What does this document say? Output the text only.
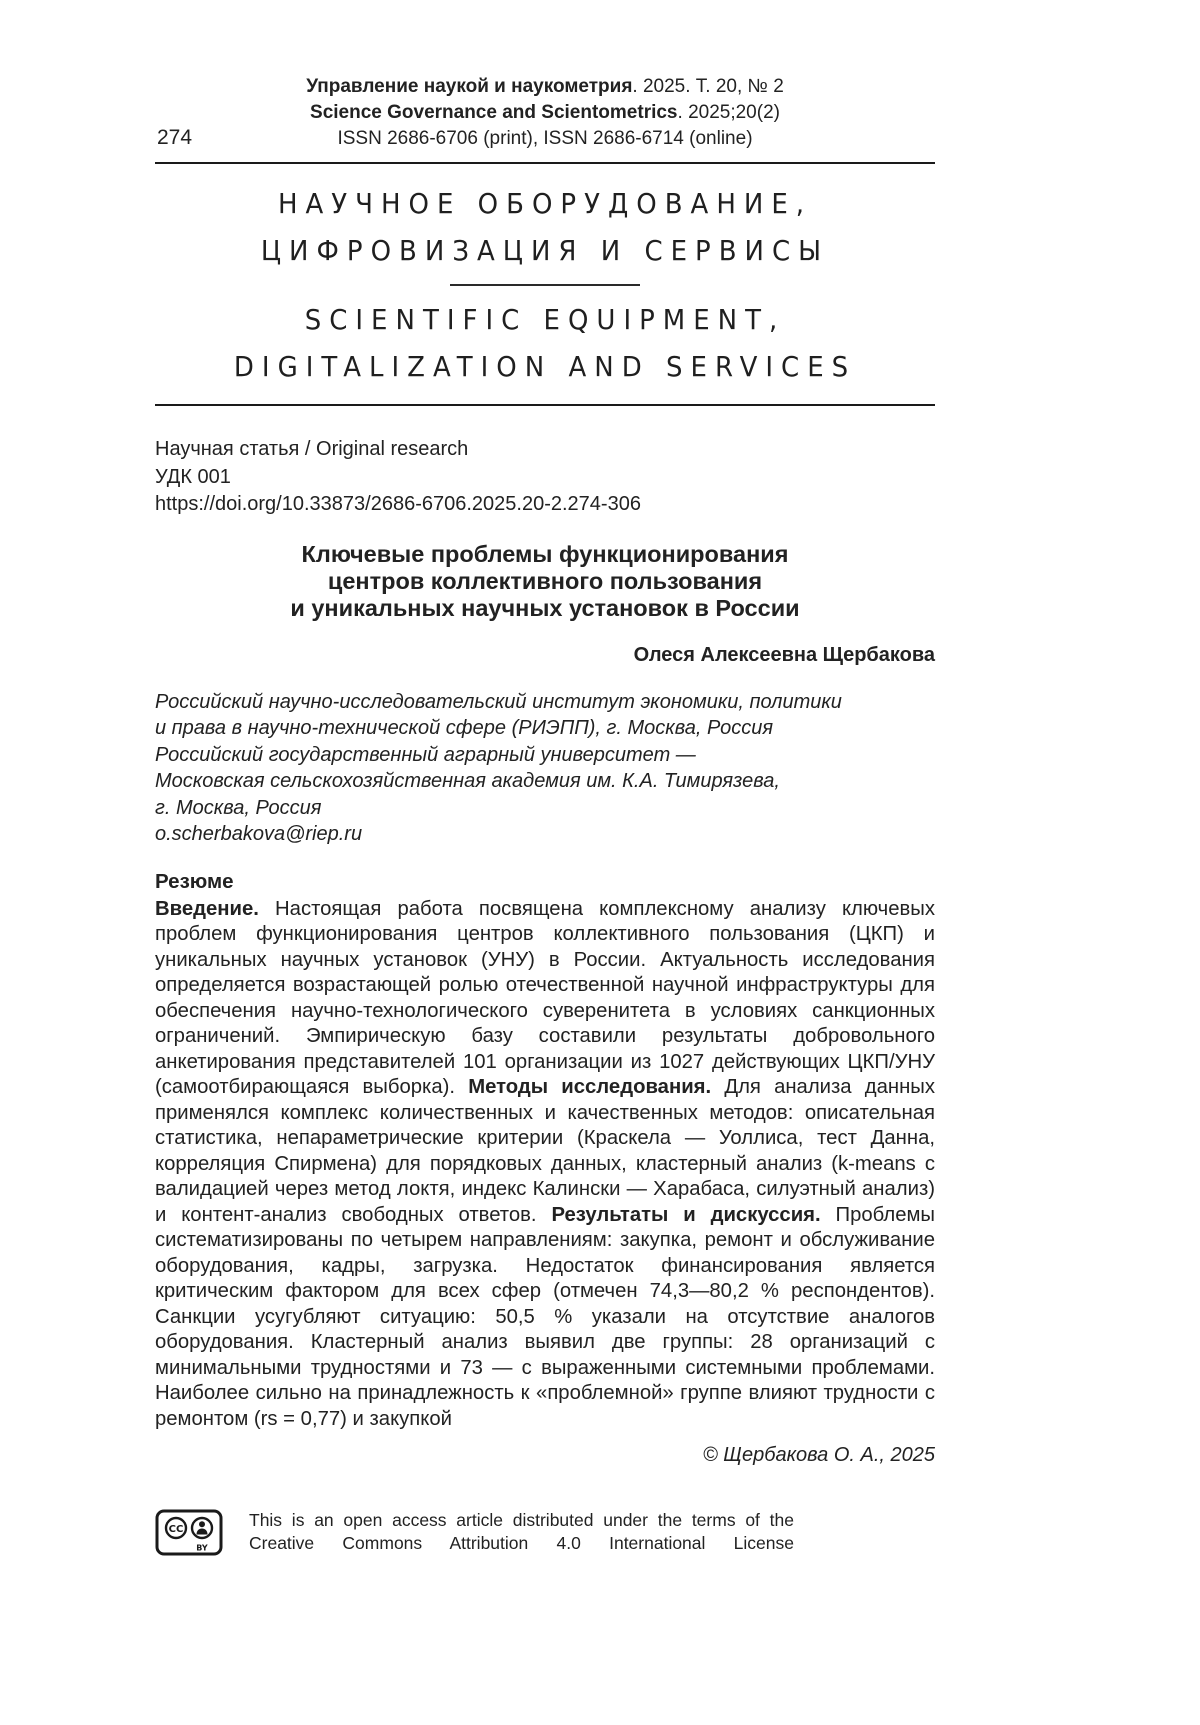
274
Управление наукой и наукометрия. 2025. Т. 20, № 2
Science Governance and Scientometrics. 2025;20(2)
ISSN 2686-6706 (print), ISSN 2686-6714 (online)
НАУЧНОЕ ОБОРУДОВАНИЕ,
ЦИФРОВИЗАЦИЯ И СЕРВИСЫ
SCIENTIFIC EQUIPMENT,
DIGITALIZATION AND SERVICES
Научная статья / Original research
УДК 001
https://doi.org/10.33873/2686-6706.2025.20-2.274-306
Ключевые проблемы функционирования
центров коллективного пользования
и уникальных научных установок в России
Олеся Алексеевна Щербакова
Российский научно-исследовательский институт экономики, политики
и права в научно-технической сфере (РИЭПП), г. Москва, Россия
Российский государственный аграрный университет —
Московская сельскохозяйственная академия им. К.А. Тимирязева,
г. Москва, Россия
o.scherbakova@riep.ru
Резюме

Введение. Настоящая работа посвящена комплексному анализу ключевых проблем функционирования центров коллективного пользования (ЦКП) и уникальных научных установок (УНУ) в России. Актуальность исследования определяется возрастающей ролью отечественной научной инфраструктуры для обеспечения научно-технологического суверенитета в условиях санкционных ограничений. Эмпирическую базу составили результаты добровольного анкетирования представителей 101 организации из 1027 действующих ЦКП/УНУ (самоотбирающаяся выборка). Методы исследования. Для анализа данных применялся комплекс количественных и качественных методов: описательная статистика, непараметрические критерии (Краскела — Уоллиса, тест Данна, корреляция Спирмена) для порядковых данных, кластерный анализ (k-means с валидацией через метод локтя, индекс Калински — Харабаса, силуэтный анализ) и контент-анализ свободных ответов. Результаты и дискуссия. Проблемы систематизированы по четырем направлениям: закупка, ремонт и обслуживание оборудования, кадры, загрузка. Недостаток финансирования является критическим фактором для всех сфер (отмечен 74,3—80,2 % респондентов). Санкции усугубляют ситуацию: 50,5 % указали на отсутствие аналогов оборудования. Кластерный анализ выявил две группы: 28 организаций с минимальными трудностями и 73 — с выраженными системными проблемами. Наиболее сильно на принадлежность к «проблемной» группе влияют трудности с ремонтом (rs = 0,77) и закупкой

© Щербакова О. А., 2025
CC
BY
This is an open access article distributed under the terms of the Creative Commons Attribution 4.0 International License
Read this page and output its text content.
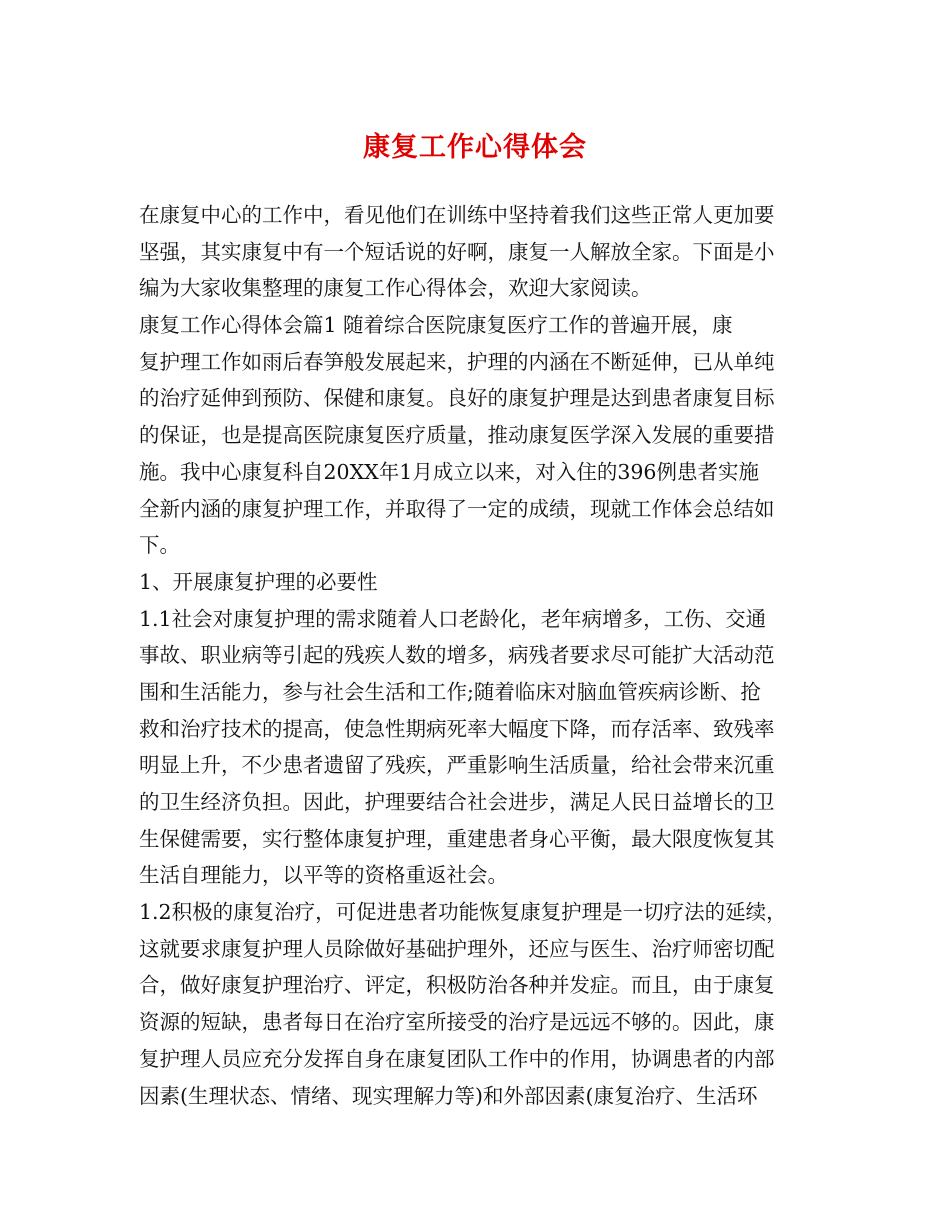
康复工作心得体会
在康复中心的工作中，看见他们在训练中坚持着我们这些正常人更加要
坚强，其实康复中有一个短话说的好啊，康复一人解放全家。下面是小
编为大家收集整理的康复工作心得体会，欢迎大家阅读。
康复工作心得体会篇1 随着综合医院康复医疗工作的普遍开展，康
复护理工作如雨后春笋般发展起来，护理的内涵在不断延伸，已从单纯
的治疗延伸到预防、保健和康复。良好的康复护理是达到患者康复目标
的保证，也是提高医院康复医疗质量，推动康复医学深入发展的重要措
施。我中心康复科自20XX年1月成立以来，对入住的396例患者实施
全新内涵的康复护理工作，并取得了一定的成绩，现就工作体会总结如
下。
1、开展康复护理的必要性
1.1社会对康复护理的需求随着人口老龄化，老年病增多，工伤、交通
事故、职业病等引起的残疾人数的增多，病残者要求尽可能扩大活动范
围和生活能力，参与社会生活和工作;随着临床对脑血管疾病诊断、抢
救和治疗技术的提高，使急性期病死率大幅度下降，而存活率、致残率
明显上升，不少患者遗留了残疾，严重影响生活质量，给社会带来沉重
的卫生经济负担。因此，护理要结合社会进步，满足人民日益增长的卫
生保健需要，实行整体康复护理，重建患者身心平衡，最大限度恢复其
生活自理能力，以平等的资格重返社会。
1.2积极的康复治疗，可促进患者功能恢复康复护理是一切疗法的延续，
这就要求康复护理人员除做好基础护理外，还应与医生、治疗师密切配
合，做好康复护理治疗、评定，积极防治各种并发症。而且，由于康复
资源的短缺，患者每日在治疗室所接受的治疗是远远不够的。因此，康
复护理人员应充分发挥自身在康复团队工作中的作用，协调患者的内部
因素(生理状态、情绪、现实理解力等)和外部因素(康复治疗、生活环
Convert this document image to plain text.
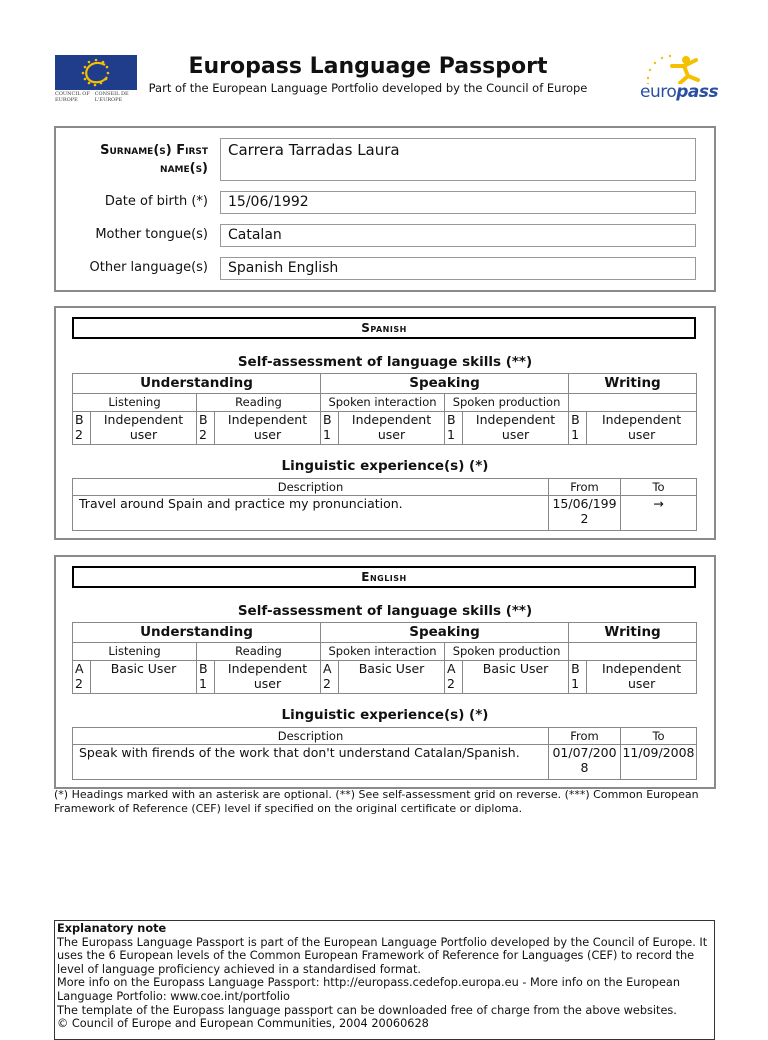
COUNCIL OF EUROPE
CONSEIL DE L'EUROPE
Europass Language Passport
Part of the European Language Portfolio developed by the Council of Europe	europass
Surname(s) First name(s)
Carrera Tarradas Laura
Date of birth (*)	15/06/1992
Mother tongue(s)	Catalan
Other language(s)	Spanish English
Spanish
Self-assessment of language skills (**)
Understanding				Speaking				Writing	
Listening		Reading		Spoken interaction		Spoken production			
B2	Independent user	B2	Independent user	B1	Independent user	B1	Independent user	B1	Independent user
Linguistic experience(s) (*)
Description	From	To
Travel around Spain and practice my pronunciation.	15/06/1992	→
English
Self-assessment of language skills (**)
Understanding				Speaking				Writing	
Listening		Reading		Spoken interaction		Spoken production			
A2	Basic User	B1	Independent user	A2	Basic User	A2	Basic User	B1	Independent user
Linguistic experience(s) (*)
Description	From	To
Speak with firends of the work that don't understand Catalan/Spanish.	01/07/2008	11/09/2008
(*) Headings marked with an asterisk are optional. (**) See self-assessment grid on reverse. (***) Common European Framework of Reference (CEF) level if specified on the original certificate or diploma.
Explanatory note
The Europass Language Passport is part of the European Language Portfolio developed by the Council of Europe. It uses the 6 European levels of the Common European Framework of Reference for Languages (CEF) to record the level of language proficiency achieved in a standardised format.
More info on the Europass Language Passport: http://europass.cedefop.europa.eu - More info on the European Language Portfolio: www.coe.int/portfolio
The template of the Europass language passport can be downloaded free of charge from the above websites.
© Council of Europe and European Communities, 2004 20060628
────────────────────────────────────────
** Objective **
Reproduce every line from the entries that holds the word "Щербакова".

** Correct response **
Олеся Алексеевна Щербакова
© Щербакова О. А., 2025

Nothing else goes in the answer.